Data entries:
## Start

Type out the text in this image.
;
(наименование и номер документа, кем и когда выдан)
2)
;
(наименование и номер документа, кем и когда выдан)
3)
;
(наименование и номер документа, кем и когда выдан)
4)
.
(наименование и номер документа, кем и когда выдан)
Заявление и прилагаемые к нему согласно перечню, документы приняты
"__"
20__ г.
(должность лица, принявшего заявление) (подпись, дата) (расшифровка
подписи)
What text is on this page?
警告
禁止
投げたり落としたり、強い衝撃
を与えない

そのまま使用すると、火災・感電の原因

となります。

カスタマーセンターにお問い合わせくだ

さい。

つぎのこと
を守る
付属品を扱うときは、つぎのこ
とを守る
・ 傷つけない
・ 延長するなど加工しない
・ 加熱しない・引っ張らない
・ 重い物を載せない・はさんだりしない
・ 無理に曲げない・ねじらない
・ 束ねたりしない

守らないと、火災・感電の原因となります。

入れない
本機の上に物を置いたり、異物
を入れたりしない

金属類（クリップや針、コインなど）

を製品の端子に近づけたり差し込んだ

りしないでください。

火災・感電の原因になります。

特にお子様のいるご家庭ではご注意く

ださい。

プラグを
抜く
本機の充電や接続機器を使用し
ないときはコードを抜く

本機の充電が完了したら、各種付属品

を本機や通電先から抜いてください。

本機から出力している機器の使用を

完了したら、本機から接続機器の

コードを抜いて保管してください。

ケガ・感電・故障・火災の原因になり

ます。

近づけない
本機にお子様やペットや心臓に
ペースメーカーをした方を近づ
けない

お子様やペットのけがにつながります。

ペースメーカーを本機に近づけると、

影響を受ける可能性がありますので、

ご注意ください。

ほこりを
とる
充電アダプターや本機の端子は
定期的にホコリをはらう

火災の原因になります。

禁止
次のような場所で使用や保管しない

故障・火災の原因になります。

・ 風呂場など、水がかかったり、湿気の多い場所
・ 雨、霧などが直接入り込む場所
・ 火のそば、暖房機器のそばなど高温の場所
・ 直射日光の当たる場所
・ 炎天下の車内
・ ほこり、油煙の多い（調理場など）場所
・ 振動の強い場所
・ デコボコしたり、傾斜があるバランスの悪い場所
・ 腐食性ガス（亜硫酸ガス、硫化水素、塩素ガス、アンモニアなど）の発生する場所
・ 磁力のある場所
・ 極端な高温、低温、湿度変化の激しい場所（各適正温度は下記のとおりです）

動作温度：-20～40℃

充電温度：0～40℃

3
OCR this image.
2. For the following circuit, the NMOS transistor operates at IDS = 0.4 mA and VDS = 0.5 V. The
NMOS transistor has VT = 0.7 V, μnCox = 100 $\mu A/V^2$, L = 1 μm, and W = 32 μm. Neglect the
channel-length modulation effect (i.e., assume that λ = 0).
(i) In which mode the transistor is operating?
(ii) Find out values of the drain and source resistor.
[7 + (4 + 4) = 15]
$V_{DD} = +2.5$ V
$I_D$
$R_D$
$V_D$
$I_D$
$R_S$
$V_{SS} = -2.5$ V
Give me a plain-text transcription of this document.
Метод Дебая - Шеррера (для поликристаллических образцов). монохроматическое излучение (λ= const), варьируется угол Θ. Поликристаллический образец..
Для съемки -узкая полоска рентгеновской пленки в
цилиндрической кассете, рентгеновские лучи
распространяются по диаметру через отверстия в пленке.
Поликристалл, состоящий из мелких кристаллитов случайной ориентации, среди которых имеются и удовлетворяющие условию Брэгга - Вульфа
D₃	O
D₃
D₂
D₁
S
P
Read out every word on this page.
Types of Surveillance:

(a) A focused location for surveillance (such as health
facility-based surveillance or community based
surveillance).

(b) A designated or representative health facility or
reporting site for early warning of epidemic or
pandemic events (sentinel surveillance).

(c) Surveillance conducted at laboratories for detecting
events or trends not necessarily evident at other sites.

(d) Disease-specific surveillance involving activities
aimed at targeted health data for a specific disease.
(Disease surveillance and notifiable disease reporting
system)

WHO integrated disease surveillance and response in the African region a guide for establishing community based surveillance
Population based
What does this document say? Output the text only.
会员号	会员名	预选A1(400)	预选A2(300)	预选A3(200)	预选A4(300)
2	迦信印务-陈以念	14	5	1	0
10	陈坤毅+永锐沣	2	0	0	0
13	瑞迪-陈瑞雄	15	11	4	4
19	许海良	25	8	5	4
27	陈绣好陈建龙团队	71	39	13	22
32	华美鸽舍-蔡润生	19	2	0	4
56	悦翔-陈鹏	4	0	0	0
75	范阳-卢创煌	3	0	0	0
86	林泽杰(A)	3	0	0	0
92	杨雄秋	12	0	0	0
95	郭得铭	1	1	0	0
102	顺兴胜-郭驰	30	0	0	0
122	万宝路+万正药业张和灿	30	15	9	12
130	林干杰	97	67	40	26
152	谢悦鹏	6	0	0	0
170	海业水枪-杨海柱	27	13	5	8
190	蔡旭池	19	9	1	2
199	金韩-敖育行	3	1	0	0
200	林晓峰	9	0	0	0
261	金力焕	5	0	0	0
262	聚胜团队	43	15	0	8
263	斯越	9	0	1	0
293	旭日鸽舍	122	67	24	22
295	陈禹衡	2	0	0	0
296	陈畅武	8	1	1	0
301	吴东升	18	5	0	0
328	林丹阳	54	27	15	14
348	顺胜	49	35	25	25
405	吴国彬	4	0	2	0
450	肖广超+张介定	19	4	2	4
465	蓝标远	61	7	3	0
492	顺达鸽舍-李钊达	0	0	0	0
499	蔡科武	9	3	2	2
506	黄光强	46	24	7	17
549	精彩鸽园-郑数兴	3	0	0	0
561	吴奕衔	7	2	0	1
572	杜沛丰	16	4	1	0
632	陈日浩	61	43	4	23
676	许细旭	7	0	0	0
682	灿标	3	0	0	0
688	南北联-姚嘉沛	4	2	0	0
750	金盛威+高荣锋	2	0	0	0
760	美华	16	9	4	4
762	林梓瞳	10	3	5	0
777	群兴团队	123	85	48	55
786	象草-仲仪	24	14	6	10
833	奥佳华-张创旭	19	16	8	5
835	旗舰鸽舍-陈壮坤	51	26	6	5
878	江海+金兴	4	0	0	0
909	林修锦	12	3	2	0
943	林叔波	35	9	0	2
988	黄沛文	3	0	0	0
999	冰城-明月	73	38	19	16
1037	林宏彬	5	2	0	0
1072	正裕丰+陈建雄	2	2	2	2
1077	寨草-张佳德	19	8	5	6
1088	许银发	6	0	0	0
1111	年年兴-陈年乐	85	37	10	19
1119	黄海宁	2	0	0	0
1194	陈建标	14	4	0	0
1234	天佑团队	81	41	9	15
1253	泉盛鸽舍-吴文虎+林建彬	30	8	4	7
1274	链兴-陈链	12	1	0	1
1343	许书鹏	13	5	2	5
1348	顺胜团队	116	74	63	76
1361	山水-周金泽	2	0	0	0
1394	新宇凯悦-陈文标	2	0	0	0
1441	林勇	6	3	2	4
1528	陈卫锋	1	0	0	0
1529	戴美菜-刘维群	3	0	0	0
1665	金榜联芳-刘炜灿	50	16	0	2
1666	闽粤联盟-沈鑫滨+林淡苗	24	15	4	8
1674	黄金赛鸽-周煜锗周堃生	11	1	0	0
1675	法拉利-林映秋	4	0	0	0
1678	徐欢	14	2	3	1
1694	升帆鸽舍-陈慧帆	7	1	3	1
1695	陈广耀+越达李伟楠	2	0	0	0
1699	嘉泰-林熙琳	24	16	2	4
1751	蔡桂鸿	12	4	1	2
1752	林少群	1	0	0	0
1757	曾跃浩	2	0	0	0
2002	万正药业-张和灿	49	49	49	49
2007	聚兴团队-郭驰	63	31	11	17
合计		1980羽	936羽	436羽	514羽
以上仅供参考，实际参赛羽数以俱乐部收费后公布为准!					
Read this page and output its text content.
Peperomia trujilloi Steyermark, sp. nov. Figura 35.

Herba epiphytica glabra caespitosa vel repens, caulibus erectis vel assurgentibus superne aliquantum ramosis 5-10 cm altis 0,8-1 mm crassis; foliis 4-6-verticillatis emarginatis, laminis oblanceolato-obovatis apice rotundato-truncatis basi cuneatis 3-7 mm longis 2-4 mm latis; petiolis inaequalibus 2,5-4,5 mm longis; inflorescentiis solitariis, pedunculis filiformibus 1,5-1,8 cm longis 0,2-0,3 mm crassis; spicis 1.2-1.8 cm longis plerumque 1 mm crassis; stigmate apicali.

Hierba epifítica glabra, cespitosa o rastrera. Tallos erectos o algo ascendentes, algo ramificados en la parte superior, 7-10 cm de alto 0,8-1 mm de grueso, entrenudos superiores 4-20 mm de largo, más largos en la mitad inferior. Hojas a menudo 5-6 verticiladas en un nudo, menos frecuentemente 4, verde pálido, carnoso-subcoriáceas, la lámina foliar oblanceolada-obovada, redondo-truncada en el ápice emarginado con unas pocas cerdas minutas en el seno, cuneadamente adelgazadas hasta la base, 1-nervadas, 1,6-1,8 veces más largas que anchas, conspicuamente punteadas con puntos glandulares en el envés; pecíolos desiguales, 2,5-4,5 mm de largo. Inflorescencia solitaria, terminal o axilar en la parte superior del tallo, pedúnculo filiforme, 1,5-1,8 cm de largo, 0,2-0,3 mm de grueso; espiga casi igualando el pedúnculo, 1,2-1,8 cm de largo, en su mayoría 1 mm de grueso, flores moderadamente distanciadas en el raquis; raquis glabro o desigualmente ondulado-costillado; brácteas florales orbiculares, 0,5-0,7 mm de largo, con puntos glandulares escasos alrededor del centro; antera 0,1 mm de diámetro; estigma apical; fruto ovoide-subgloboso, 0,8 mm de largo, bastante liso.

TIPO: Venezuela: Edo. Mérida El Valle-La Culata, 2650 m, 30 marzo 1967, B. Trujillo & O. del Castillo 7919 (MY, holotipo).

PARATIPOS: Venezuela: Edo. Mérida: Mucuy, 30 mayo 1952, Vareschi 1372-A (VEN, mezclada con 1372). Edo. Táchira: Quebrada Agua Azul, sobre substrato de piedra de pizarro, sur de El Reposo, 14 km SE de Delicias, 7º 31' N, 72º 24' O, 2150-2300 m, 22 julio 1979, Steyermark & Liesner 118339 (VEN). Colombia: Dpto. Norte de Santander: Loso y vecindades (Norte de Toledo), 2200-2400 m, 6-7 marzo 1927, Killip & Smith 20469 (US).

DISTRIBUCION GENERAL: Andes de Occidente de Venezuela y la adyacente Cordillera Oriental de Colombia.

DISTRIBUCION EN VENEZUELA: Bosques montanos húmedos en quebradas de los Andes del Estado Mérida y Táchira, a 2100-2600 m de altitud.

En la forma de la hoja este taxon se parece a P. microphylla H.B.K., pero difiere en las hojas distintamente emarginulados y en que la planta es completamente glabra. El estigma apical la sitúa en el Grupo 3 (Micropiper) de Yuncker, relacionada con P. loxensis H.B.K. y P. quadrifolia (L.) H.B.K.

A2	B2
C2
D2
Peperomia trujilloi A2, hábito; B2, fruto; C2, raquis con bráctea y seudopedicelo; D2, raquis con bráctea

## End

INSTRUCTION: Tally how many lines of the material contain the word "NMOS". The answer must be the number and nothing else.

WRITTEN RESPONSE: 2